-- SET PROBLEM --
Could you print all the entries exactly?

# START OF INFORMATION GIVEN

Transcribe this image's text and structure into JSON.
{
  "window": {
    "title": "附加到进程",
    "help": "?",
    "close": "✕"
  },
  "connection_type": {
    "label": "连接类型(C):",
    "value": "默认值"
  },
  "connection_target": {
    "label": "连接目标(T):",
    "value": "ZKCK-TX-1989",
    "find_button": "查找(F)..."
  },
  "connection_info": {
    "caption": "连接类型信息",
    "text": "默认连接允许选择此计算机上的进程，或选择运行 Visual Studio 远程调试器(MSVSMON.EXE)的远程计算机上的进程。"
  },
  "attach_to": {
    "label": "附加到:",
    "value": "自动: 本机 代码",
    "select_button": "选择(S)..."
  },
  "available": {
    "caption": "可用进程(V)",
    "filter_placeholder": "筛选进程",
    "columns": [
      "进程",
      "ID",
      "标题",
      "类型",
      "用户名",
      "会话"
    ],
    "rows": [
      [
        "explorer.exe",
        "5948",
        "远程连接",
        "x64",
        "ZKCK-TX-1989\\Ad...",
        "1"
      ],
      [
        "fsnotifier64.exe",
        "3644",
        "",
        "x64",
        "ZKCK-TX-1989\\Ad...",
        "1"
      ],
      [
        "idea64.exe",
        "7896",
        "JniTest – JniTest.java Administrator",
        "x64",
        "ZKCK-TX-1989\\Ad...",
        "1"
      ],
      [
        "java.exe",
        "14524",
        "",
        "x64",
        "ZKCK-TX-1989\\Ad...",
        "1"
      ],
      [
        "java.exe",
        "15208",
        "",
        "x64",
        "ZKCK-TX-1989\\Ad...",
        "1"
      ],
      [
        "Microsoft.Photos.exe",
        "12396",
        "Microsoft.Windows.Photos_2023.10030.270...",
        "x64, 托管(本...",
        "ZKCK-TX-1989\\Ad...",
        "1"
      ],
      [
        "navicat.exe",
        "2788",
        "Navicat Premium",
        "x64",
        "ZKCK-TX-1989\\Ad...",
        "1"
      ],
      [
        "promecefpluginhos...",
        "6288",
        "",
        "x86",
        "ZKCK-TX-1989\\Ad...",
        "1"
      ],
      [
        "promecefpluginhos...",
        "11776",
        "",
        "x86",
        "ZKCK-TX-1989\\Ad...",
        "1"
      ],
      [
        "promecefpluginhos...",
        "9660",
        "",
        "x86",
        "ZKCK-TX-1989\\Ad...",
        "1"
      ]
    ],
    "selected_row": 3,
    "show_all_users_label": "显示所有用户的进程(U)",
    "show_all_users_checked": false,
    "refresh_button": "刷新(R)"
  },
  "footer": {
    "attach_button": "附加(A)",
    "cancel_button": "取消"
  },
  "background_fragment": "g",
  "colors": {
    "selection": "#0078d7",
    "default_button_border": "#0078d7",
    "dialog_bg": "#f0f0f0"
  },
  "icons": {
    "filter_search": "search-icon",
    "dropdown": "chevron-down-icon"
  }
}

# END OF INFORMATION GIVEN

-- CORRECT RESPONSE --
Transcribe this image's text and structure into JSON.
{
  "window": {
    "title": "附加到进程",
    "help": "?",
    "close": "✕"
  },
  "connection_type": {
    "label": "连接类型(C):",
    "value": "默认值"
  },
  "connection_target": {
    "label": "连接目标(T):",
    "value": "ZKCK-TX-1989",
    "find_button": "查找(F)..."
  },
  "connection_info": {
    "caption": "连接类型信息",
    "text": "默认连接允许选择此计算机上的进程，或选择运行 Visual Studio 远程调试器(MSVSMON.EXE)的远程计算机上的进程。"
  },
  "attach_to": {
    "label": "附加到:",
    "value": "自动: 本机 代码",
    "select_button": "选择(S)..."
  },
  "available": {
    "caption": "可用进程(V)",
    "filter_placeholder": "筛选进程",
    "columns": [
      "进程",
      "ID",
      "标题",
      "类型",
      "用户名",
      "会话"
    ],
    "rows": [
      [
        "explorer.exe",
        "5948",
        "远程连接",
        "x64",
        "ZKCK-TX-1989\\Ad...",
        "1"
      ],
      [
        "fsnotifier64.exe",
        "3644",
        "",
        "x64",
        "ZKCK-TX-1989\\Ad...",
        "1"
      ],
      [
        "idea64.exe",
        "7896",
        "JniTest – JniTest.java Administrator",
        "x64",
        "ZKCK-TX-1989\\Ad...",
        "1"
      ],
      [
        "java.exe",
        "14524",
        "",
        "x64",
        "ZKCK-TX-1989\\Ad...",
        "1"
      ],
      [
        "java.exe",
        "15208",
        "",
        "x64",
        "ZKCK-TX-1989\\Ad...",
        "1"
      ],
      [
        "Microsoft.Photos.exe",
        "12396",
        "Microsoft.Windows.Photos_2023.10030.270...",
        "x64, 托管(本...",
        "ZKCK-TX-1989\\Ad...",
        "1"
      ],
      [
        "navicat.exe",
        "2788",
        "Navicat Premium",
        "x64",
        "ZKCK-TX-1989\\Ad...",
        "1"
      ],
      [
        "promecefpluginhos...",
        "6288",
        "",
        "x86",
        "ZKCK-TX-1989\\Ad...",
        "1"
      ],
      [
        "promecefpluginhos...",
        "11776",
        "",
        "x86",
        "ZKCK-TX-1989\\Ad...",
        "1"
      ],
      [
        "promecefpluginhos...",
        "9660",
        "",
        "x86",
        "ZKCK-TX-1989\\Ad...",
        "1"
      ]
    ],
    "selected_row": 3,
    "show_all_users_label": "显示所有用户的进程(U)",
    "show_all_users_checked": false,
    "refresh_button": "刷新(R)"
  },
  "footer": {
    "attach_button": "附加(A)",
    "cancel_button": "取消"
  },
  "background_fragment": "g",
  "colors": {
    "selection": "#0078d7",
    "default_button_border": "#0078d7",
    "dialog_bg": "#f0f0f0"
  },
  "icons": {
    "filter_search": "search-icon",
    "dropdown": "chevron-down-icon"
  }
}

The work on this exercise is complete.